Exercise objective: Of the lines in the listing below, how many hold "text"? Answer with the number only.

▬▬▬

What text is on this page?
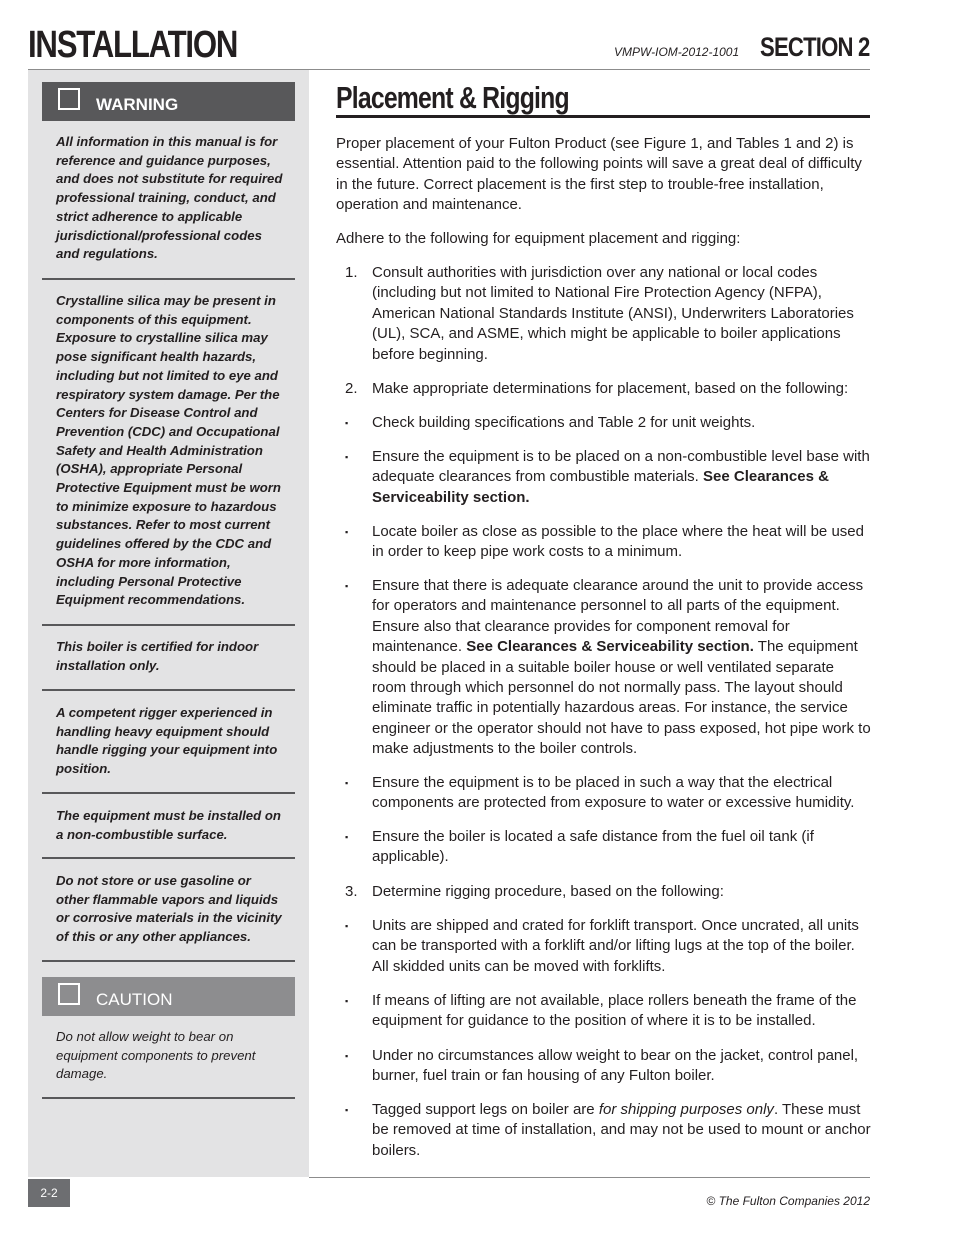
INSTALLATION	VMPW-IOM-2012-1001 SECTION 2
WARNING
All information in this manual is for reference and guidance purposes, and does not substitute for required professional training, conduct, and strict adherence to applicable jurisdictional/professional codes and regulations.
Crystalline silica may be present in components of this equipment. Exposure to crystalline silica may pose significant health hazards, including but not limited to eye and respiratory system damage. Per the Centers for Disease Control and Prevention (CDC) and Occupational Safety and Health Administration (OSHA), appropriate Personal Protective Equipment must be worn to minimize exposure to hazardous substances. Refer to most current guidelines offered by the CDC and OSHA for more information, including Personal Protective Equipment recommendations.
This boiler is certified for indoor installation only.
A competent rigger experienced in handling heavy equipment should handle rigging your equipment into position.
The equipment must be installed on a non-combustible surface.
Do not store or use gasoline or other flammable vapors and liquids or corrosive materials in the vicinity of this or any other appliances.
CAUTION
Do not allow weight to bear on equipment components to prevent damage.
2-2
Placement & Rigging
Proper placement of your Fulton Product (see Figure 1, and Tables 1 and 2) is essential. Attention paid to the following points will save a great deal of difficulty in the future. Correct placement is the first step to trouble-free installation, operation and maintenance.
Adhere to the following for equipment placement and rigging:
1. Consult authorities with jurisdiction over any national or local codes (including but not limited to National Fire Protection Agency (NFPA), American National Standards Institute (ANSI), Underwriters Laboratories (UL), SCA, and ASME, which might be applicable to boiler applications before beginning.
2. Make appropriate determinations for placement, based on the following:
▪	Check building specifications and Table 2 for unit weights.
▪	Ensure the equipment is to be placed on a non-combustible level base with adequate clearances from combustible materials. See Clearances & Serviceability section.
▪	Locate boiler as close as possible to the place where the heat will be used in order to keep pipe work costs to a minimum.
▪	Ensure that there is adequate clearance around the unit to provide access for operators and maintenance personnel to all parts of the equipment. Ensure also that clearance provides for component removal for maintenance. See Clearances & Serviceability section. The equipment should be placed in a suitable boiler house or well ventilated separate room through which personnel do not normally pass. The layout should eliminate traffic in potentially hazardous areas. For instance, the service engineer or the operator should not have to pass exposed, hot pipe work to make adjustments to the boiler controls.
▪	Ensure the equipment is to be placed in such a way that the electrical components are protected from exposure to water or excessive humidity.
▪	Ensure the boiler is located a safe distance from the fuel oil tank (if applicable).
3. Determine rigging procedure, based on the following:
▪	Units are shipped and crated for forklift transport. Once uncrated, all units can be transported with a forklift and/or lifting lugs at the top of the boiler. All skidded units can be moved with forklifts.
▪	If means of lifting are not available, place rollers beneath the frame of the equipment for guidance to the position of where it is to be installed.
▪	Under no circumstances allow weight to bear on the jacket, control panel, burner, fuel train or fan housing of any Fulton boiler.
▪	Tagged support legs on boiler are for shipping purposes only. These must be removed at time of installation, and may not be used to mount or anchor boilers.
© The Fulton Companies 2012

▬▬▬

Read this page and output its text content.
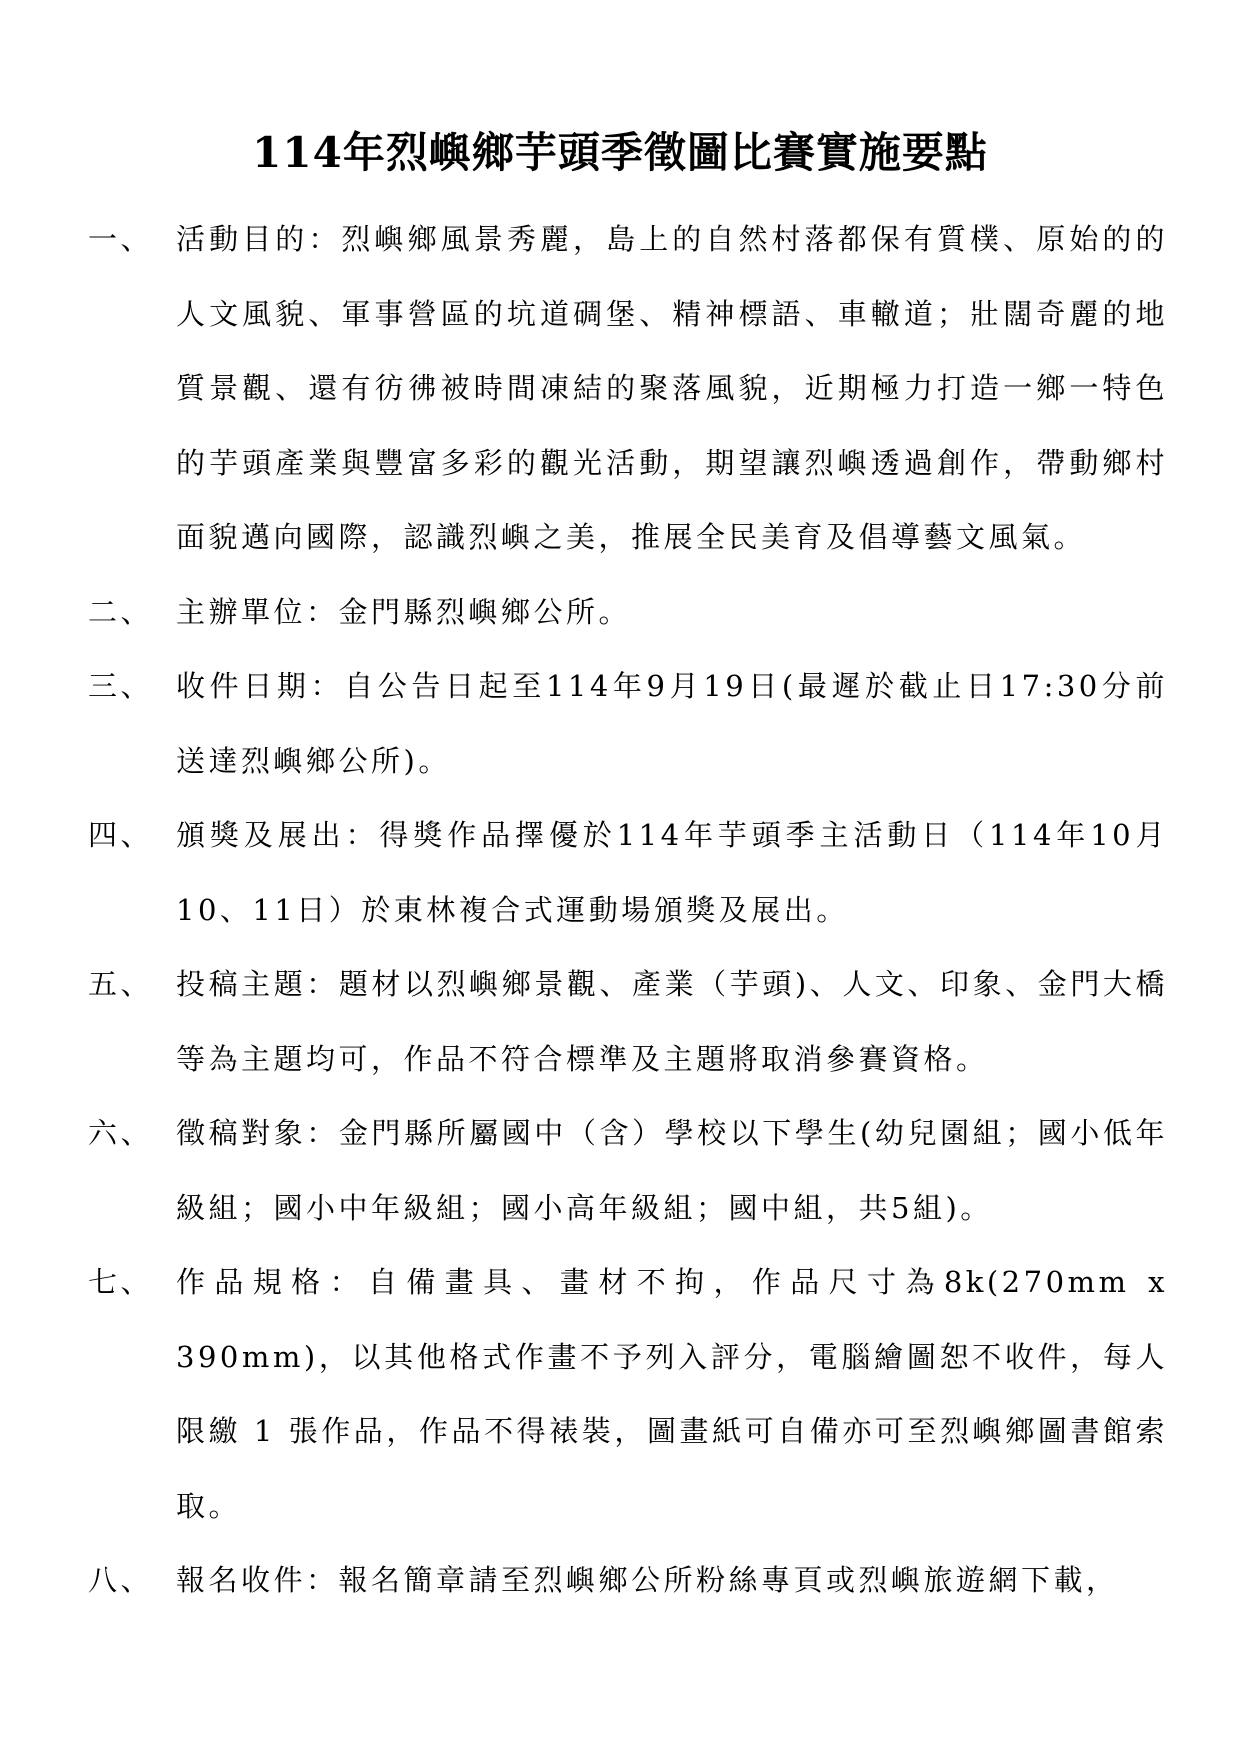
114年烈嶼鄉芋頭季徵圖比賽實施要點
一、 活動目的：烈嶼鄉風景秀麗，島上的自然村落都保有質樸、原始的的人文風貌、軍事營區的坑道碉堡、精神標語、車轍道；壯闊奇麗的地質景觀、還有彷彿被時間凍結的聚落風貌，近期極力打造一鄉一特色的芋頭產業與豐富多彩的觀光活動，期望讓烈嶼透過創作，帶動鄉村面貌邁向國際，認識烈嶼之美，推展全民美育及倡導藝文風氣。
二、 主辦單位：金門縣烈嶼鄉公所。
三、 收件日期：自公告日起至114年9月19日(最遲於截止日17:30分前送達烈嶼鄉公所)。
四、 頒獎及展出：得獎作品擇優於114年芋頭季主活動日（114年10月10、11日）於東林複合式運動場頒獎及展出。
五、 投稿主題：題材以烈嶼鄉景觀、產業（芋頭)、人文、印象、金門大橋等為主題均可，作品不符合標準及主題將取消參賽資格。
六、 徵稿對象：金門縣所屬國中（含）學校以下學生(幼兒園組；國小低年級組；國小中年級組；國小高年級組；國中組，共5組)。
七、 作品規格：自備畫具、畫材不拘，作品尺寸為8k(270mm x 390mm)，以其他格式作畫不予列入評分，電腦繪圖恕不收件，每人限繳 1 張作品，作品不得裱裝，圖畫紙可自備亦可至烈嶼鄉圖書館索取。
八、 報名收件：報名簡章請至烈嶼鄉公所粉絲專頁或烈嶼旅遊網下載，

▬▬▬

Exercise solution: 2